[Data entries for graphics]
## START

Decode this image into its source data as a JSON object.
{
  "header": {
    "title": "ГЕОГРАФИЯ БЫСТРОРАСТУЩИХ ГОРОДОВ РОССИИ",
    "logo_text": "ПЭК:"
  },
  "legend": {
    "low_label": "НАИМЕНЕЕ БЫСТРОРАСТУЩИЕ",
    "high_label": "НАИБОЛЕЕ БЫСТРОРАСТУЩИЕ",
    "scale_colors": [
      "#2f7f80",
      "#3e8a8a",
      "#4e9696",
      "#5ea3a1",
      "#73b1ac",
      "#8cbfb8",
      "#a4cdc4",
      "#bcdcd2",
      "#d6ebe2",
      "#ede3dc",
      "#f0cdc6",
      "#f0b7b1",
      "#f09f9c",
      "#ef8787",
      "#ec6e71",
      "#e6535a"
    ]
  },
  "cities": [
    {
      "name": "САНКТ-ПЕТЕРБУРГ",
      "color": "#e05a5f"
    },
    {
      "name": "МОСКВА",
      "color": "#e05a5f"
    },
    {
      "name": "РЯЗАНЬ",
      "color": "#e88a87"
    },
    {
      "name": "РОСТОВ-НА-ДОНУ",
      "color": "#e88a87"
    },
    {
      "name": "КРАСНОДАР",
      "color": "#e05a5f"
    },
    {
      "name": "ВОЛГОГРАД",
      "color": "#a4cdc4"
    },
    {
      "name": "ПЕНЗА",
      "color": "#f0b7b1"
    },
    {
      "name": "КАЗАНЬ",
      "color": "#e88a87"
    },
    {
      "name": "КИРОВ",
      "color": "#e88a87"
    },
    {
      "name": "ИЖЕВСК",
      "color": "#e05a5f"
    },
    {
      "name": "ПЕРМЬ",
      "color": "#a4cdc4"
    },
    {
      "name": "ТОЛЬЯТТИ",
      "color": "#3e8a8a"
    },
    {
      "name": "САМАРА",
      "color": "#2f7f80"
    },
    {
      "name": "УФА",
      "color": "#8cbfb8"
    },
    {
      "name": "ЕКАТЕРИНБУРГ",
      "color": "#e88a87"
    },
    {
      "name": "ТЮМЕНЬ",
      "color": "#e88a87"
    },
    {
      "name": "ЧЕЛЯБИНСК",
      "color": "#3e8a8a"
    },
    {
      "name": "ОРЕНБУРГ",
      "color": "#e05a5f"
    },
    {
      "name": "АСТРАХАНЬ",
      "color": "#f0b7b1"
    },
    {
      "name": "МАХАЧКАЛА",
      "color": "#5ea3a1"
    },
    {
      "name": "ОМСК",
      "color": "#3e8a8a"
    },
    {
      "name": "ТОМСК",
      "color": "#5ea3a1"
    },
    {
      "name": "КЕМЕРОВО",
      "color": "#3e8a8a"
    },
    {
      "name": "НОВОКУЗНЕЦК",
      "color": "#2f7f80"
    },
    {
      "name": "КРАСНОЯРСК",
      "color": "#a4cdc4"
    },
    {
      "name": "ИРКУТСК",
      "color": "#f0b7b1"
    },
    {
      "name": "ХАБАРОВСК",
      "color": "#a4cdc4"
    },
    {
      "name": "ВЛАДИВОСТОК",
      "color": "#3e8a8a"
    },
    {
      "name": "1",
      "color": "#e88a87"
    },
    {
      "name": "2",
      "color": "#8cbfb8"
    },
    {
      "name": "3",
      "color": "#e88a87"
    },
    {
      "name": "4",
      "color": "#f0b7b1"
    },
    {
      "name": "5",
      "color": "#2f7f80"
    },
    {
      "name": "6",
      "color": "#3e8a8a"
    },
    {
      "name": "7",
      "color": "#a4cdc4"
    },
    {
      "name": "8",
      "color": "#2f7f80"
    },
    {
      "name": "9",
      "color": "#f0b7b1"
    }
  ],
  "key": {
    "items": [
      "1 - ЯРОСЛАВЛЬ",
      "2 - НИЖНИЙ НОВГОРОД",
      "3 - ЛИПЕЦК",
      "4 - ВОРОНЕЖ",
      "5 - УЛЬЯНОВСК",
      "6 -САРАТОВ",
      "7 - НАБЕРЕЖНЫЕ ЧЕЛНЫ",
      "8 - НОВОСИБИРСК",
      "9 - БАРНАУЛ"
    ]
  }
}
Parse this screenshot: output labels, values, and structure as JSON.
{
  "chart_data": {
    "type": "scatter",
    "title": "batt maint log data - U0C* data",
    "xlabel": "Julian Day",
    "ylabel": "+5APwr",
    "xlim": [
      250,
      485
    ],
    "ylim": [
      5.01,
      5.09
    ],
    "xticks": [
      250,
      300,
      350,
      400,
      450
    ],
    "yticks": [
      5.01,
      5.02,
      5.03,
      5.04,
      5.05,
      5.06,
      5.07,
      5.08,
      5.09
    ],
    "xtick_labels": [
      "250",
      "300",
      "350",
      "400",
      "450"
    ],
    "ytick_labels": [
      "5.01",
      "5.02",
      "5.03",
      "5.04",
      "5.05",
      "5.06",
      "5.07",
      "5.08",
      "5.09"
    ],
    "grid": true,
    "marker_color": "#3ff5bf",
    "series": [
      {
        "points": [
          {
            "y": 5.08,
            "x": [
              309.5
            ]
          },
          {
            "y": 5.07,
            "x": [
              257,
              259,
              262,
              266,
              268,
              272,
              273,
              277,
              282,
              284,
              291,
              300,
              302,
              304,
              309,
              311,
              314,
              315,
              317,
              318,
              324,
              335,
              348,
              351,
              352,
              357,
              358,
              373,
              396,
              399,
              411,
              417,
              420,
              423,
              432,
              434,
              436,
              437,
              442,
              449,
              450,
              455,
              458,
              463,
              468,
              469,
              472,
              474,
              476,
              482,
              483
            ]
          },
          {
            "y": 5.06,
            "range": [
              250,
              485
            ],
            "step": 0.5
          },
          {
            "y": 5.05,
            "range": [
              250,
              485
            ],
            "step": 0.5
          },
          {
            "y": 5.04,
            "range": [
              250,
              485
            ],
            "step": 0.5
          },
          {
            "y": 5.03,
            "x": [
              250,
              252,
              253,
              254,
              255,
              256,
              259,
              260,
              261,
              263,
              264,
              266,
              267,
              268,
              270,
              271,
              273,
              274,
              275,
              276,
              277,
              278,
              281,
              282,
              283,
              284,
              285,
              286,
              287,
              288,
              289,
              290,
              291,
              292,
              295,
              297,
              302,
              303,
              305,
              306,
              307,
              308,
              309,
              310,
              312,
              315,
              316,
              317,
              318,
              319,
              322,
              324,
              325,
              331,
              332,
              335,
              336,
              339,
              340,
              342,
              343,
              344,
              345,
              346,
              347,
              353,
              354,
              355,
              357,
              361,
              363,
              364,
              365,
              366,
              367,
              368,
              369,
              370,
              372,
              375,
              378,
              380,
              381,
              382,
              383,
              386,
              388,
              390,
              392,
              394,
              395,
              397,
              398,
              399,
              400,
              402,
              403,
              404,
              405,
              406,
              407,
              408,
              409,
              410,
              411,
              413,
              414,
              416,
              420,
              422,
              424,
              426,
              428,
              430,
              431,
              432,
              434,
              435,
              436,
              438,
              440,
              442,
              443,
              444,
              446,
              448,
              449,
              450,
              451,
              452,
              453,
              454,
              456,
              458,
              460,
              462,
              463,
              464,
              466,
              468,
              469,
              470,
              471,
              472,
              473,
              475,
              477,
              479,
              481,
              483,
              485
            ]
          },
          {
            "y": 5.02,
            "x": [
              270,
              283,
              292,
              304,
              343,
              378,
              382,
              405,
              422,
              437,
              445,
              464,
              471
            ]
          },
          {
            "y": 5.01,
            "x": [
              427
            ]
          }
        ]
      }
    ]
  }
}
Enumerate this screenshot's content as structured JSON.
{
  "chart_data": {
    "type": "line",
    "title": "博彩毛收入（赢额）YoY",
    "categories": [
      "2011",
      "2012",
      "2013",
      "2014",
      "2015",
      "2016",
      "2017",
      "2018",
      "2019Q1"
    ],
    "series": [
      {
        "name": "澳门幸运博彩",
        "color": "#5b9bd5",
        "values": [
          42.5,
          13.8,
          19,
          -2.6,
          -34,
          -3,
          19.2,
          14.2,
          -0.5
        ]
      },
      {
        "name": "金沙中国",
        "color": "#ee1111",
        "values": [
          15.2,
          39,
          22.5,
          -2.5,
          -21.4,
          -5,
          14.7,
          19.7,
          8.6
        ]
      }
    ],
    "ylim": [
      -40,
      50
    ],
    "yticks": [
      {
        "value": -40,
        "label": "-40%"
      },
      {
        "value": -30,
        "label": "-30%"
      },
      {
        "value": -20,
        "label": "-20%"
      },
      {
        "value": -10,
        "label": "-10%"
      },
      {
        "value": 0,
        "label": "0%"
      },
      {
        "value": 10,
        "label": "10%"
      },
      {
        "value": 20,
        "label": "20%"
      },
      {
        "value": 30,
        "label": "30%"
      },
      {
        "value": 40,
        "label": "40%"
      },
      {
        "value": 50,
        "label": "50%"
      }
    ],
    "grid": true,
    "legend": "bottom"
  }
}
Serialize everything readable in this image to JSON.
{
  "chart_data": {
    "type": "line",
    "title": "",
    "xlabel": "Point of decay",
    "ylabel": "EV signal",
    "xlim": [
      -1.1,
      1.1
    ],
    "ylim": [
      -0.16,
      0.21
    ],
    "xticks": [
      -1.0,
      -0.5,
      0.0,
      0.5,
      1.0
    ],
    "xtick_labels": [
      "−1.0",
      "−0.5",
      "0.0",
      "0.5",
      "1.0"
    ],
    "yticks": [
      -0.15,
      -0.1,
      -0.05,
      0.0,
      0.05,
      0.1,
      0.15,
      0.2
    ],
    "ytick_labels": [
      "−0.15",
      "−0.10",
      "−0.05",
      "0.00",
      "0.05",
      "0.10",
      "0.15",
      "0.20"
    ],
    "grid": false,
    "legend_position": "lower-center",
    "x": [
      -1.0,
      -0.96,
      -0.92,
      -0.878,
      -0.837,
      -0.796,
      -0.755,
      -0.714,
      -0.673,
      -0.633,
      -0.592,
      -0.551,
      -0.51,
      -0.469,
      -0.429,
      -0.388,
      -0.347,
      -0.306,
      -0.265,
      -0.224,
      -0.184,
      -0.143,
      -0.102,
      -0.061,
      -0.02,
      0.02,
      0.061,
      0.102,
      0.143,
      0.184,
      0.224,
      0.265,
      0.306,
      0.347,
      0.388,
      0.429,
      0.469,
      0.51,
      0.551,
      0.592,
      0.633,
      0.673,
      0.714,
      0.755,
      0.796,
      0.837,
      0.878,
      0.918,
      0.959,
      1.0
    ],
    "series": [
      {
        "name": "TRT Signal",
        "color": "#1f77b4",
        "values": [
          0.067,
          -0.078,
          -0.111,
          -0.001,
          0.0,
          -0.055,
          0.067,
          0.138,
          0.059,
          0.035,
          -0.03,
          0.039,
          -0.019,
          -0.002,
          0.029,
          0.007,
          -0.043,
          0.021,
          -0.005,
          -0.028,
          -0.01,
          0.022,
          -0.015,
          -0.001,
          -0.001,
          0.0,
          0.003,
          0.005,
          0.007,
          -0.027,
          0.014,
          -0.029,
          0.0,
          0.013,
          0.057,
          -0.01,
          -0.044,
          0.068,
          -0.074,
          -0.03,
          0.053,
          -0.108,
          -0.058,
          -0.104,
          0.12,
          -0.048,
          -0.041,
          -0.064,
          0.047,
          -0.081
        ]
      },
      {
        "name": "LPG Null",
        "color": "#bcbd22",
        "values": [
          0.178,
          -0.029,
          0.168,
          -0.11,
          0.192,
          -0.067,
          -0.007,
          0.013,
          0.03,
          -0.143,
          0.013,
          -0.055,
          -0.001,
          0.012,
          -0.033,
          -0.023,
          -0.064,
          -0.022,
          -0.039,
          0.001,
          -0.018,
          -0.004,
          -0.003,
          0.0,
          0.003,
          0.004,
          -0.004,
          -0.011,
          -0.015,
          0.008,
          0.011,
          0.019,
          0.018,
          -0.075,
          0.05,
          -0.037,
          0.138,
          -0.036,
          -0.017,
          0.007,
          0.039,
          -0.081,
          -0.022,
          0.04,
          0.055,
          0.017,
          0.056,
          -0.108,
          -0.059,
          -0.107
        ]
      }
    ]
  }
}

## END

Report the number of lines containing the string "title" and add nothing to it.

● WRITTEN SOLUTION: 4